_Task description_: Copy every entry precisely.

** start of Stored records **

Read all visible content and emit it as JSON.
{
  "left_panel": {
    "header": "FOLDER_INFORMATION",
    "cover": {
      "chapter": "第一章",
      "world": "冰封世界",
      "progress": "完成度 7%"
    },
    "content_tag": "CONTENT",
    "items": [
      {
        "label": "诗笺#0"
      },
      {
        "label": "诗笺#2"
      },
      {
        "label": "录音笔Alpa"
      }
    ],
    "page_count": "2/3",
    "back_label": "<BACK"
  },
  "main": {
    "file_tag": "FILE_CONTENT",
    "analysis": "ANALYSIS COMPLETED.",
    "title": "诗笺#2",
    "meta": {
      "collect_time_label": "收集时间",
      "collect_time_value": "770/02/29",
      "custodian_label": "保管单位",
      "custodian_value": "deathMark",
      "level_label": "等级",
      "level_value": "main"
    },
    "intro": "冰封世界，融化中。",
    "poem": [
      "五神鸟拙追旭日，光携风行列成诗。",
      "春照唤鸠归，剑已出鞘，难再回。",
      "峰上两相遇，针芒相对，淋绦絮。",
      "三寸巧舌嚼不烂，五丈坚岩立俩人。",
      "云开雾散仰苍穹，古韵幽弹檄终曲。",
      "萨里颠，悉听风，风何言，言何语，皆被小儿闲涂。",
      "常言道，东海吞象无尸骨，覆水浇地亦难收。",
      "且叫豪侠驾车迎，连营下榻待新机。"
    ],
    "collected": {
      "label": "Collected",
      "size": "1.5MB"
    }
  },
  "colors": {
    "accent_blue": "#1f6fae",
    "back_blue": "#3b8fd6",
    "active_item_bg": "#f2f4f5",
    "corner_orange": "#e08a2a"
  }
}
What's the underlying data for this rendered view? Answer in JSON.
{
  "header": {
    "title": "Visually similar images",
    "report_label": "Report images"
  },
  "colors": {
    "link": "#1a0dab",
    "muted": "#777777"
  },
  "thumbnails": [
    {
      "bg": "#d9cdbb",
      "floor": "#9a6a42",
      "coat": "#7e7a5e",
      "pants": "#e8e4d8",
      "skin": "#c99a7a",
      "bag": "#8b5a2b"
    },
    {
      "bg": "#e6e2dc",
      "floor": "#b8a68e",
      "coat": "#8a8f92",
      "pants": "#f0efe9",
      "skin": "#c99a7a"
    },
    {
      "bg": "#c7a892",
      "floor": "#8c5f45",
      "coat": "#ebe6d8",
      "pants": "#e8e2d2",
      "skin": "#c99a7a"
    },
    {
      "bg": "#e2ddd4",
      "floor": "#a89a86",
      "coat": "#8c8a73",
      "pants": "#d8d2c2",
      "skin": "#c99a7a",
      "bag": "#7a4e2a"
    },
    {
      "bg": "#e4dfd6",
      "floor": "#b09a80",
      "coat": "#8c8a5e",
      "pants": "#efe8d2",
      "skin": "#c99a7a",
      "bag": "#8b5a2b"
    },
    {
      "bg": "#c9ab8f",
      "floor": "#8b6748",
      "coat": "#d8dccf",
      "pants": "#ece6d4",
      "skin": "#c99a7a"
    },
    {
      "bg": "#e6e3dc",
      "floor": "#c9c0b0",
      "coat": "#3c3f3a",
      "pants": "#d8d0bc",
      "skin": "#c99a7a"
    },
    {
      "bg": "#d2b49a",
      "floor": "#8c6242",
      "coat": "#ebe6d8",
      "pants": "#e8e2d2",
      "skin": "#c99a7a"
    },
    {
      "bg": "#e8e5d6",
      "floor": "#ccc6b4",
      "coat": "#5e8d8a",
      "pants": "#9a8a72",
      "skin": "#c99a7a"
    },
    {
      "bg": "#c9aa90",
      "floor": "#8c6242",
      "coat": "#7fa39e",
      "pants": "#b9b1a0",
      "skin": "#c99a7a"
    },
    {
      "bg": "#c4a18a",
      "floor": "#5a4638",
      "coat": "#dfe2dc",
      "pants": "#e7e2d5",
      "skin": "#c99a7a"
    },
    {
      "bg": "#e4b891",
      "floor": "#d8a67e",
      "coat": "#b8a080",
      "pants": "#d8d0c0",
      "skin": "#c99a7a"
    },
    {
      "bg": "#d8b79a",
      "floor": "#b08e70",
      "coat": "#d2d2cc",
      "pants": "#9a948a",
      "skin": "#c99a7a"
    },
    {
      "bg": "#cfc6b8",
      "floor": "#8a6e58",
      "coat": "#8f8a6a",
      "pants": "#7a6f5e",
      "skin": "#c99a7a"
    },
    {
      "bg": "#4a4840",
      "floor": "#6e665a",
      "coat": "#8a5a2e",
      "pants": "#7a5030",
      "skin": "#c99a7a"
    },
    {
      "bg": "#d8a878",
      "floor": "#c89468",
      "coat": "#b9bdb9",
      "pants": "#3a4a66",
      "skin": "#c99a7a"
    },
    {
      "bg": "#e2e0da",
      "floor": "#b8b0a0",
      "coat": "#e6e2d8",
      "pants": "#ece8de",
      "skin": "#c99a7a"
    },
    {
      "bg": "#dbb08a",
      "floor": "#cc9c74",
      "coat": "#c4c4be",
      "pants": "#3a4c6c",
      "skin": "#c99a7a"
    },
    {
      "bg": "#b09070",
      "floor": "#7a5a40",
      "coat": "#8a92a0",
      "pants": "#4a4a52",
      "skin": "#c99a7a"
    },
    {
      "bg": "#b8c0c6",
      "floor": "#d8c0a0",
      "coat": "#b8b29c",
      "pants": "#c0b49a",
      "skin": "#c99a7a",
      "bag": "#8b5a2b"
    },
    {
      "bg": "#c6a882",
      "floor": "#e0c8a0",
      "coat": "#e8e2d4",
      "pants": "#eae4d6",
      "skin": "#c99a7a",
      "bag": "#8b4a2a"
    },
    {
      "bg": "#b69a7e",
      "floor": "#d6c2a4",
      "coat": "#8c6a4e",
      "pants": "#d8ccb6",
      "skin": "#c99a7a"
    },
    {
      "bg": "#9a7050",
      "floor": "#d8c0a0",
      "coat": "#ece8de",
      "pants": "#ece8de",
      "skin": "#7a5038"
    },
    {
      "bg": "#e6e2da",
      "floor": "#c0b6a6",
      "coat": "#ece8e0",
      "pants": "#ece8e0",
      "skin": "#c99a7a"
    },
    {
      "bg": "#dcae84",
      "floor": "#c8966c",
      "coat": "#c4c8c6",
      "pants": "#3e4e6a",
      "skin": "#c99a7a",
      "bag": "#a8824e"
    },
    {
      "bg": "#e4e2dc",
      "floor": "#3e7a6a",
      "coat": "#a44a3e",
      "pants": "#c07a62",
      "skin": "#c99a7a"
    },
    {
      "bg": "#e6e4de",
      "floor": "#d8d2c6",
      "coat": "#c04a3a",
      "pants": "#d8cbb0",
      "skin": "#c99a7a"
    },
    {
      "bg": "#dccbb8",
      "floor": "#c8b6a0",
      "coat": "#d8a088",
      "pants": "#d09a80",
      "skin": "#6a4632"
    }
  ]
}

** end of Stored records **

_The solution_:
Read all visible content and emit it as JSON.
{
  "left_panel": {
    "header": "FOLDER_INFORMATION",
    "cover": {
      "chapter": "第一章",
      "world": "冰封世界",
      "progress": "完成度 7%"
    },
    "content_tag": "CONTENT",
    "items": [
      {
        "label": "诗笺#0"
      },
      {
        "label": "诗笺#2"
      },
      {
        "label": "录音笔Alpa"
      }
    ],
    "page_count": "2/3",
    "back_label": "<BACK"
  },
  "main": {
    "file_tag": "FILE_CONTENT",
    "analysis": "ANALYSIS COMPLETED.",
    "title": "诗笺#2",
    "meta": {
      "collect_time_label": "收集时间",
      "collect_time_value": "770/02/29",
      "custodian_label": "保管单位",
      "custodian_value": "deathMark",
      "level_label": "等级",
      "level_value": "main"
    },
    "intro": "冰封世界，融化中。",
    "poem": [
      "五神鸟拙追旭日，光携风行列成诗。",
      "春照唤鸠归，剑已出鞘，难再回。",
      "峰上两相遇，针芒相对，淋绦絮。",
      "三寸巧舌嚼不烂，五丈坚岩立俩人。",
      "云开雾散仰苍穹，古韵幽弹檄终曲。",
      "萨里颠，悉听风，风何言，言何语，皆被小儿闲涂。",
      "常言道，东海吞象无尸骨，覆水浇地亦难收。",
      "且叫豪侠驾车迎，连营下榻待新机。"
    ],
    "collected": {
      "label": "Collected",
      "size": "1.5MB"
    }
  },
  "colors": {
    "accent_blue": "#1f6fae",
    "back_blue": "#3b8fd6",
    "active_item_bg": "#f2f4f5",
    "corner_orange": "#e08a2a"
  }
}
What's the underlying data for this rendered view? Answer in JSON.
{
  "header": {
    "title": "Visually similar images",
    "report_label": "Report images"
  },
  "colors": {
    "link": "#1a0dab",
    "muted": "#777777"
  },
  "thumbnails": [
    {
      "bg": "#d9cdbb",
      "floor": "#9a6a42",
      "coat": "#7e7a5e",
      "pants": "#e8e4d8",
      "skin": "#c99a7a",
      "bag": "#8b5a2b"
    },
    {
      "bg": "#e6e2dc",
      "floor": "#b8a68e",
      "coat": "#8a8f92",
      "pants": "#f0efe9",
      "skin": "#c99a7a"
    },
    {
      "bg": "#c7a892",
      "floor": "#8c5f45",
      "coat": "#ebe6d8",
      "pants": "#e8e2d2",
      "skin": "#c99a7a"
    },
    {
      "bg": "#e2ddd4",
      "floor": "#a89a86",
      "coat": "#8c8a73",
      "pants": "#d8d2c2",
      "skin": "#c99a7a",
      "bag": "#7a4e2a"
    },
    {
      "bg": "#e4dfd6",
      "floor": "#b09a80",
      "coat": "#8c8a5e",
      "pants": "#efe8d2",
      "skin": "#c99a7a",
      "bag": "#8b5a2b"
    },
    {
      "bg": "#c9ab8f",
      "floor": "#8b6748",
      "coat": "#d8dccf",
      "pants": "#ece6d4",
      "skin": "#c99a7a"
    },
    {
      "bg": "#e6e3dc",
      "floor": "#c9c0b0",
      "coat": "#3c3f3a",
      "pants": "#d8d0bc",
      "skin": "#c99a7a"
    },
    {
      "bg": "#d2b49a",
      "floor": "#8c6242",
      "coat": "#ebe6d8",
      "pants": "#e8e2d2",
      "skin": "#c99a7a"
    },
    {
      "bg": "#e8e5d6",
      "floor": "#ccc6b4",
      "coat": "#5e8d8a",
      "pants": "#9a8a72",
      "skin": "#c99a7a"
    },
    {
      "bg": "#c9aa90",
      "floor": "#8c6242",
      "coat": "#7fa39e",
      "pants": "#b9b1a0",
      "skin": "#c99a7a"
    },
    {
      "bg": "#c4a18a",
      "floor": "#5a4638",
      "coat": "#dfe2dc",
      "pants": "#e7e2d5",
      "skin": "#c99a7a"
    },
    {
      "bg": "#e4b891",
      "floor": "#d8a67e",
      "coat": "#b8a080",
      "pants": "#d8d0c0",
      "skin": "#c99a7a"
    },
    {
      "bg": "#d8b79a",
      "floor": "#b08e70",
      "coat": "#d2d2cc",
      "pants": "#9a948a",
      "skin": "#c99a7a"
    },
    {
      "bg": "#cfc6b8",
      "floor": "#8a6e58",
      "coat": "#8f8a6a",
      "pants": "#7a6f5e",
      "skin": "#c99a7a"
    },
    {
      "bg": "#4a4840",
      "floor": "#6e665a",
      "coat": "#8a5a2e",
      "pants": "#7a5030",
      "skin": "#c99a7a"
    },
    {
      "bg": "#d8a878",
      "floor": "#c89468",
      "coat": "#b9bdb9",
      "pants": "#3a4a66",
      "skin": "#c99a7a"
    },
    {
      "bg": "#e2e0da",
      "floor": "#b8b0a0",
      "coat": "#e6e2d8",
      "pants": "#ece8de",
      "skin": "#c99a7a"
    },
    {
      "bg": "#dbb08a",
      "floor": "#cc9c74",
      "coat": "#c4c4be",
      "pants": "#3a4c6c",
      "skin": "#c99a7a"
    },
    {
      "bg": "#b09070",
      "floor": "#7a5a40",
      "coat": "#8a92a0",
      "pants": "#4a4a52",
      "skin": "#c99a7a"
    },
    {
      "bg": "#b8c0c6",
      "floor": "#d8c0a0",
      "coat": "#b8b29c",
      "pants": "#c0b49a",
      "skin": "#c99a7a",
      "bag": "#8b5a2b"
    },
    {
      "bg": "#c6a882",
      "floor": "#e0c8a0",
      "coat": "#e8e2d4",
      "pants": "#eae4d6",
      "skin": "#c99a7a",
      "bag": "#8b4a2a"
    },
    {
      "bg": "#b69a7e",
      "floor": "#d6c2a4",
      "coat": "#8c6a4e",
      "pants": "#d8ccb6",
      "skin": "#c99a7a"
    },
    {
      "bg": "#9a7050",
      "floor": "#d8c0a0",
      "coat": "#ece8de",
      "pants": "#ece8de",
      "skin": "#7a5038"
    },
    {
      "bg": "#e6e2da",
      "floor": "#c0b6a6",
      "coat": "#ece8e0",
      "pants": "#ece8e0",
      "skin": "#c99a7a"
    },
    {
      "bg": "#dcae84",
      "floor": "#c8966c",
      "coat": "#c4c8c6",
      "pants": "#3e4e6a",
      "skin": "#c99a7a",
      "bag": "#a8824e"
    },
    {
      "bg": "#e4e2dc",
      "floor": "#3e7a6a",
      "coat": "#a44a3e",
      "pants": "#c07a62",
      "skin": "#c99a7a"
    },
    {
      "bg": "#e6e4de",
      "floor": "#d8d2c6",
      "coat": "#c04a3a",
      "pants": "#d8cbb0",
      "skin": "#c99a7a"
    },
    {
      "bg": "#dccbb8",
      "floor": "#c8b6a0",
      "coat": "#d8a088",
      "pants": "#d09a80",
      "skin": "#6a4632"
    }
  ]
}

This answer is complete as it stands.